======== Source data
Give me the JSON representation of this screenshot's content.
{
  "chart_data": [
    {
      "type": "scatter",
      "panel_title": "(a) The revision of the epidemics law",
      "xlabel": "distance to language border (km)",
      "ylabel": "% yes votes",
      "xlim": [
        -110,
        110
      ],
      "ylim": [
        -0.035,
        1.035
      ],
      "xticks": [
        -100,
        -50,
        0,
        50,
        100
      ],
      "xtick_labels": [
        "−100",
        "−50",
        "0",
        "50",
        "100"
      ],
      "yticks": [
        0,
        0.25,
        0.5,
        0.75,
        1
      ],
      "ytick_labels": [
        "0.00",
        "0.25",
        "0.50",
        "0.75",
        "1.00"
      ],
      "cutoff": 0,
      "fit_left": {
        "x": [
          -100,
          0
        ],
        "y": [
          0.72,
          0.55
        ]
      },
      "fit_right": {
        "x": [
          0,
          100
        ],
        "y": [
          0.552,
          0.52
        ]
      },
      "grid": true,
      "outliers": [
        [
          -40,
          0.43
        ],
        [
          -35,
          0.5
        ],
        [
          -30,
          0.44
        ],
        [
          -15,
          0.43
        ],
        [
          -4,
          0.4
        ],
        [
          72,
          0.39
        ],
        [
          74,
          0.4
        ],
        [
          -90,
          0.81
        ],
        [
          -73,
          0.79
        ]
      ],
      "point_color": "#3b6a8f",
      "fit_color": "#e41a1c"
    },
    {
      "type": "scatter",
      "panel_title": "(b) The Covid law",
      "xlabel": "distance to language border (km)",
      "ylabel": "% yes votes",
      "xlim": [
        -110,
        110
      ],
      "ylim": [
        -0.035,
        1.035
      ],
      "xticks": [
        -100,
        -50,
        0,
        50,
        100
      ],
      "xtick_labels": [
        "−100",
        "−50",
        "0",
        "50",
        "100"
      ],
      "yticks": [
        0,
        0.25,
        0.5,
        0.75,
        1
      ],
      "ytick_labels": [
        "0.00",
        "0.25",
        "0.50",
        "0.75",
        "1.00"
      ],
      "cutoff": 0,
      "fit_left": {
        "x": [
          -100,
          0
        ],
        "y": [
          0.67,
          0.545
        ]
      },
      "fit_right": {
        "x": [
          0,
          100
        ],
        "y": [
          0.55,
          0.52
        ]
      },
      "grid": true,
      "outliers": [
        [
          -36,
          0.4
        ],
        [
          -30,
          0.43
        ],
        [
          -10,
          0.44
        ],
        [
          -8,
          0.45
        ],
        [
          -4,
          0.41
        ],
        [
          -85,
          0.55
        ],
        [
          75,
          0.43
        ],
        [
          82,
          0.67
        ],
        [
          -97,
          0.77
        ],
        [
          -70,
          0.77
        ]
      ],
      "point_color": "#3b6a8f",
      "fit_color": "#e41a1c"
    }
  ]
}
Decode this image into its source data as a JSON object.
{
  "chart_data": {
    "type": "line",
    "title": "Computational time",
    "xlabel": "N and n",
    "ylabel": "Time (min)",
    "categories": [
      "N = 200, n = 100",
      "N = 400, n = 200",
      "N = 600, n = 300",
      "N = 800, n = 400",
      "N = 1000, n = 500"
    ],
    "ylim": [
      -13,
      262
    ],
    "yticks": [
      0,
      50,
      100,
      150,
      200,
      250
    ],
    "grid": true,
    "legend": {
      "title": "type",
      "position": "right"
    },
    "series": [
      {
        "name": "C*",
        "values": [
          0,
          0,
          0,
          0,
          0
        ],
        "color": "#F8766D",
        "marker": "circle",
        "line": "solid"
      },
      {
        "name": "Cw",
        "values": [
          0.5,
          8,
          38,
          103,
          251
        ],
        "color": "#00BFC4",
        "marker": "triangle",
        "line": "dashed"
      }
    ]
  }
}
================
> Problem details
Print again each line of the listing above, exactly as it appears.

> Completed exercise
Give me the JSON representation of this screenshot's content.
{
  "chart_data": [
    {
      "type": "scatter",
      "panel_title": "(a) The revision of the epidemics law",
      "xlabel": "distance to language border (km)",
      "ylabel": "% yes votes",
      "xlim": [
        -110,
        110
      ],
      "ylim": [
        -0.035,
        1.035
      ],
      "xticks": [
        -100,
        -50,
        0,
        50,
        100
      ],
      "xtick_labels": [
        "−100",
        "−50",
        "0",
        "50",
        "100"
      ],
      "yticks": [
        0,
        0.25,
        0.5,
        0.75,
        1
      ],
      "ytick_labels": [
        "0.00",
        "0.25",
        "0.50",
        "0.75",
        "1.00"
      ],
      "cutoff": 0,
      "fit_left": {
        "x": [
          -100,
          0
        ],
        "y": [
          0.72,
          0.55
        ]
      },
      "fit_right": {
        "x": [
          0,
          100
        ],
        "y": [
          0.552,
          0.52
        ]
      },
      "grid": true,
      "outliers": [
        [
          -40,
          0.43
        ],
        [
          -35,
          0.5
        ],
        [
          -30,
          0.44
        ],
        [
          -15,
          0.43
        ],
        [
          -4,
          0.4
        ],
        [
          72,
          0.39
        ],
        [
          74,
          0.4
        ],
        [
          -90,
          0.81
        ],
        [
          -73,
          0.79
        ]
      ],
      "point_color": "#3b6a8f",
      "fit_color": "#e41a1c"
    },
    {
      "type": "scatter",
      "panel_title": "(b) The Covid law",
      "xlabel": "distance to language border (km)",
      "ylabel": "% yes votes",
      "xlim": [
        -110,
        110
      ],
      "ylim": [
        -0.035,
        1.035
      ],
      "xticks": [
        -100,
        -50,
        0,
        50,
        100
      ],
      "xtick_labels": [
        "−100",
        "−50",
        "0",
        "50",
        "100"
      ],
      "yticks": [
        0,
        0.25,
        0.5,
        0.75,
        1
      ],
      "ytick_labels": [
        "0.00",
        "0.25",
        "0.50",
        "0.75",
        "1.00"
      ],
      "cutoff": 0,
      "fit_left": {
        "x": [
          -100,
          0
        ],
        "y": [
          0.67,
          0.545
        ]
      },
      "fit_right": {
        "x": [
          0,
          100
        ],
        "y": [
          0.55,
          0.52
        ]
      },
      "grid": true,
      "outliers": [
        [
          -36,
          0.4
        ],
        [
          -30,
          0.43
        ],
        [
          -10,
          0.44
        ],
        [
          -8,
          0.45
        ],
        [
          -4,
          0.41
        ],
        [
          -85,
          0.55
        ],
        [
          75,
          0.43
        ],
        [
          82,
          0.67
        ],
        [
          -97,
          0.77
        ],
        [
          -70,
          0.77
        ]
      ],
      "point_color": "#3b6a8f",
      "fit_color": "#e41a1c"
    }
  ]
}
Decode this image into its source data as a JSON object.
{
  "chart_data": {
    "type": "line",
    "title": "Computational time",
    "xlabel": "N and n",
    "ylabel": "Time (min)",
    "categories": [
      "N = 200, n = 100",
      "N = 400, n = 200",
      "N = 600, n = 300",
      "N = 800, n = 400",
      "N = 1000, n = 500"
    ],
    "ylim": [
      -13,
      262
    ],
    "yticks": [
      0,
      50,
      100,
      150,
      200,
      250
    ],
    "grid": true,
    "legend": {
      "title": "type",
      "position": "right"
    },
    "series": [
      {
        "name": "C*",
        "values": [
          0,
          0,
          0,
          0,
          0
        ],
        "color": "#F8766D",
        "marker": "circle",
        "line": "solid"
      },
      {
        "name": "Cw",
        "values": [
          0.5,
          8,
          38,
          103,
          251
        ],
        "color": "#00BFC4",
        "marker": "triangle",
        "line": "dashed"
      }
    ]
  }
}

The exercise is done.